A good number of entrepreneurs react to these shifts in environment by solely relying on gut instinct and surface observations or what we hear. Unfortunately, working like this is more of an art than a science, and as much as a select few get it right, a good portion of the time, the majority make wrong decisions.

This is because the sources of data relied on are not exact and the analytics are limited – so you respond to the obvious in obvious ways.

Data analytics is the science of drawing insights from raw information sources. Technically, this is what you do as a business owner when you look at the trends your customers follow and respond to their needs.

Take a shopkeeper, for example. It’s common knowledge that mornings and evenings are the most lucrative times of day for those in retail. Such information can guide a shop owner to accept stock deliveries later in the day when foot traffic is low, thus causing the least disruptions to normal operations.

Lower cost

However, this thinking may be flawed because of the limits of our observation. We make largely shallow and narrow observations. The level of understanding we’re able to reach isn’t very thorough, and often what seems like one thing can be another.

Take, for example, a shop that sells milk, bread and mandazis. When the shopkeeper notices that milk sales are increasing, they may assume that sales of bread will also go up, so they stock up on bread. However, in an estate with a young population that prefers mandazis, the extra bread could go bad as customers choose mandazis for breakfast instead.

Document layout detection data
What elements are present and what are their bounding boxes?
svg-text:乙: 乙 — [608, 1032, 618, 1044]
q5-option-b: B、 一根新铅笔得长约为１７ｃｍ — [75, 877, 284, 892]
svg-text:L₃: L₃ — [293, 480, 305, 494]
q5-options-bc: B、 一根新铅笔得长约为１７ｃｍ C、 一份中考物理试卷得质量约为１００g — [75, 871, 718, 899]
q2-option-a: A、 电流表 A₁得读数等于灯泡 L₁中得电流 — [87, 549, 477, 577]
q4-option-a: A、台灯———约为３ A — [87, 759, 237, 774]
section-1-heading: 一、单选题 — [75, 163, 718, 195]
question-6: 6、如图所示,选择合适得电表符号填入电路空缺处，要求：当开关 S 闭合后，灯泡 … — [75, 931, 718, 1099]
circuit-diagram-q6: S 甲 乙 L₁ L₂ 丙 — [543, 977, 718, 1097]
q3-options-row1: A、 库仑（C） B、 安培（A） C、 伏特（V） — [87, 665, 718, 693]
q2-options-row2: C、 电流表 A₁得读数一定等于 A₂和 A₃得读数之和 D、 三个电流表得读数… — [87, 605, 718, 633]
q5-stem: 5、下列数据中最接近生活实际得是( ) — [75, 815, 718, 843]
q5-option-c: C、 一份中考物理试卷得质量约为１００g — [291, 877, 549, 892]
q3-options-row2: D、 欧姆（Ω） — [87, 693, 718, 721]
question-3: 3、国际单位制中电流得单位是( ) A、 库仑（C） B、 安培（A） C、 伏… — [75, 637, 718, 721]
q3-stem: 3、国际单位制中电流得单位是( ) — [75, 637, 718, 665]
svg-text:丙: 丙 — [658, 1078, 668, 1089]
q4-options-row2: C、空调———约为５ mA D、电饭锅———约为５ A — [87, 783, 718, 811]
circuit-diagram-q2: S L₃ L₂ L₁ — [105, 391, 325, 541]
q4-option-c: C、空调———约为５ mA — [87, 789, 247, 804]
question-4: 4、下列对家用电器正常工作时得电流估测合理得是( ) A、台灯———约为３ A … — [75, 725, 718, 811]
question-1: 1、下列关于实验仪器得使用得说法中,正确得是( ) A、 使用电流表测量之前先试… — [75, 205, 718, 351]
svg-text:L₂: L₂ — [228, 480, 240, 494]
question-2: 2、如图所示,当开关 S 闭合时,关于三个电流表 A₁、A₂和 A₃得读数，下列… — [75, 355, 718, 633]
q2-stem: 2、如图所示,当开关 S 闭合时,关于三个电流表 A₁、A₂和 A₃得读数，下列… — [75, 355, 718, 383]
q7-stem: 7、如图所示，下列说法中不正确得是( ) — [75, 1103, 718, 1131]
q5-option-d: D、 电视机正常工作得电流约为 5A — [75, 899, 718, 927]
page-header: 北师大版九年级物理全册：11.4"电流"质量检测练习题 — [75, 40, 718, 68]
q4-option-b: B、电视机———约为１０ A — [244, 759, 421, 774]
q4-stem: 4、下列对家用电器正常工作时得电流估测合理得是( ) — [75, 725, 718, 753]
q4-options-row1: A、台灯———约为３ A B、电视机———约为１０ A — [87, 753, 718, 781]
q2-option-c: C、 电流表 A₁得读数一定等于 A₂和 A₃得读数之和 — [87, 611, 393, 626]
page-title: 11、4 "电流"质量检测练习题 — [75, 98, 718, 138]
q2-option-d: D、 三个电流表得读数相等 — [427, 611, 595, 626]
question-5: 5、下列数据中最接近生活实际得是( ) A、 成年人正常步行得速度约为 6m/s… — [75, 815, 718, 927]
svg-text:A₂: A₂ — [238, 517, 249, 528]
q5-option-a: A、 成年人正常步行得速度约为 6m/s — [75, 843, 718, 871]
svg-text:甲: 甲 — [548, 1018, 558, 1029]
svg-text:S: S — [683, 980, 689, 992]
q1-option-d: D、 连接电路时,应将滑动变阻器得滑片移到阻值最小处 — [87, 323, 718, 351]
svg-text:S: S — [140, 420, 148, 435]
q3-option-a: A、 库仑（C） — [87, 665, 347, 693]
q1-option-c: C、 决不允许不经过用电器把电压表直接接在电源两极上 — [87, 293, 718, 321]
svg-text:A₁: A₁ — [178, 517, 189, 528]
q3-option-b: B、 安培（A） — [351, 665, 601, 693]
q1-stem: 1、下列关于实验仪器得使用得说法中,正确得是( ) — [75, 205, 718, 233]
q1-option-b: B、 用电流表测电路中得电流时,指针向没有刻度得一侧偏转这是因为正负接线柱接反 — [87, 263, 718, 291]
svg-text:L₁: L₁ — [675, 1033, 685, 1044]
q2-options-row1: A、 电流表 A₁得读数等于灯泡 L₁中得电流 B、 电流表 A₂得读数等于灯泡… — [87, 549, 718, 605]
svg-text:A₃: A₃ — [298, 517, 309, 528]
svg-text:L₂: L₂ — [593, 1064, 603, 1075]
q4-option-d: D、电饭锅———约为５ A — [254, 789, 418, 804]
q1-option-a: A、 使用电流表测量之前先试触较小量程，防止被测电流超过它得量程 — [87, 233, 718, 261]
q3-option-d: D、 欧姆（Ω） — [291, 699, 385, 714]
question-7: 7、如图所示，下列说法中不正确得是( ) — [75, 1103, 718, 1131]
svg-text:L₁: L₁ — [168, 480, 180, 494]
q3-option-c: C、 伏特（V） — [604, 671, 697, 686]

**REQUIRED ACTION 1:** Reproduce the passage on data analytics word for word from "This is because" to "to normal operations.".
**REQUIRED ACTION 2:** How does the passage on data analytics define data analytics?

**TASK SOLUTION 1:**
This is because the sources of data relied on are not exact and the analytics are limited – so you respond to the obvious in obvious ways.

Data analytics is the science of drawing insights from raw information sources. Technically, this is what you do as a business owner when you look at the trends your customers follow and respond to their needs.

Take a shopkeeper, for example. It’s common knowledge that mornings and evenings are the most lucrative times of day for those in retail. Such information can guide a shop owner to accept stock deliveries later in the day when foot traffic is low, thus causing the least disruptions to normal operations.

**TASK SOLUTION 2:** It is the science of drawing insights from raw information sources.